> [WRITTEN INSTRUCTION]: Carry on the passage about the physical dangers of posting personal information online, starting right after its final sentence.

> [EXCERPTED PASSAGE]:
One risk that isn't mentioned, but is very real for a lot of people, is identity theft. Identity theft is the act of someone using your identity, usually to do criminal things. Lots of people tend to post a photo of their passport/identity card/drivers license/certificate with full name and/or anything else with a social security number at some point, usually celebrating an achievement or showing off their new skills.

This kind of information can be used to impersonate someone, opening a bank account in their name, taking over existing assets, committing fraud, etc. Physical threats associated with these include:

  • minor annoyances as being flagged in government systems causing renewing a passport to take more time or having to endure extra questioning when traveling
  • temporary loss of access to financial assets, in the best case causing an embarrassing moment in the supermarket when you can not pay your bill, and in the worst case being unable to pay your rent or loan, repossession of cars or other goods you require to live, being expelled from your home etc
  • being marked as a criminal on the internet (e.g. "I went to Mr. X. Y. for help with my taxes. He was even certified! Never heard from him again after I payed his fees.") Such things can cost you a job offer or two.
  • facing lawyers, investigations and/or trials for crimes committed under your name, without your knowledge. Living with the knowledge that you may have to pay damages caused in your name or even have to spend time in jail as you may or may not be able to defend yourself against those accusations.
7

Few years ago there was a strong opposition to Gawker Stalker app for posting current locations of celebrities.

The main argument for the app was: By posting someone's location out on a public forum, you allowed stalkers/psycopaths to reach there with guns and be ready when they come out of the building. This is an incredibly scary physical threat.

> [GIVEN DATA]:
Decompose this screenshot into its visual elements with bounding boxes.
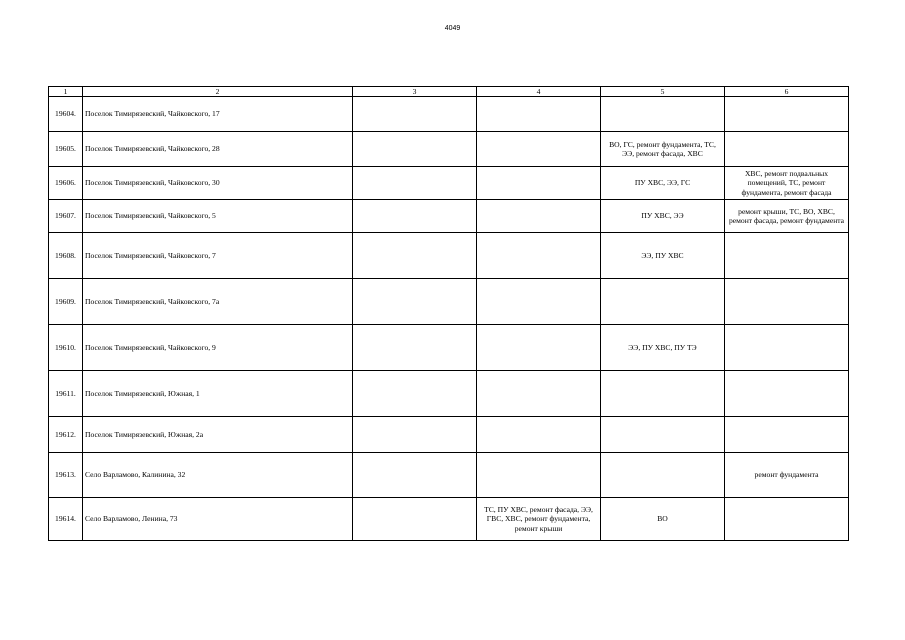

> [RESPONSE]:
Suppose somebody has a crazy stalker/ex that has not been blocked on the social media or if their social media publishing status is public, they are under a similar risk.

Having said that, it is important to note that having stopped posting such information doesn't mean that they are free from such threats. Crazy people could be lurking in their neighborhood or burglars could be looking for changes in newspaper subscriptions/heaps of newspapers/mail/milk cartons etc.

4

As this answer says, some personal information can be answers to security questions, possible allowing someone to access your email. I want to clarify the physical risks associated with that, since the connection was not made clear in that answer.

Losing your email can further compromise your personal information (and online assets, bank accounts, etc.), since email accounts can often control access to other accounts through password resetting. Essentially, losing your email can give up your address if you've ever entered it online or billed/shipped something there. It should be noted, though, that if you own property the owner/address can easily be looked up online anyway, even if you never share your address. Think of how phone books work, but online.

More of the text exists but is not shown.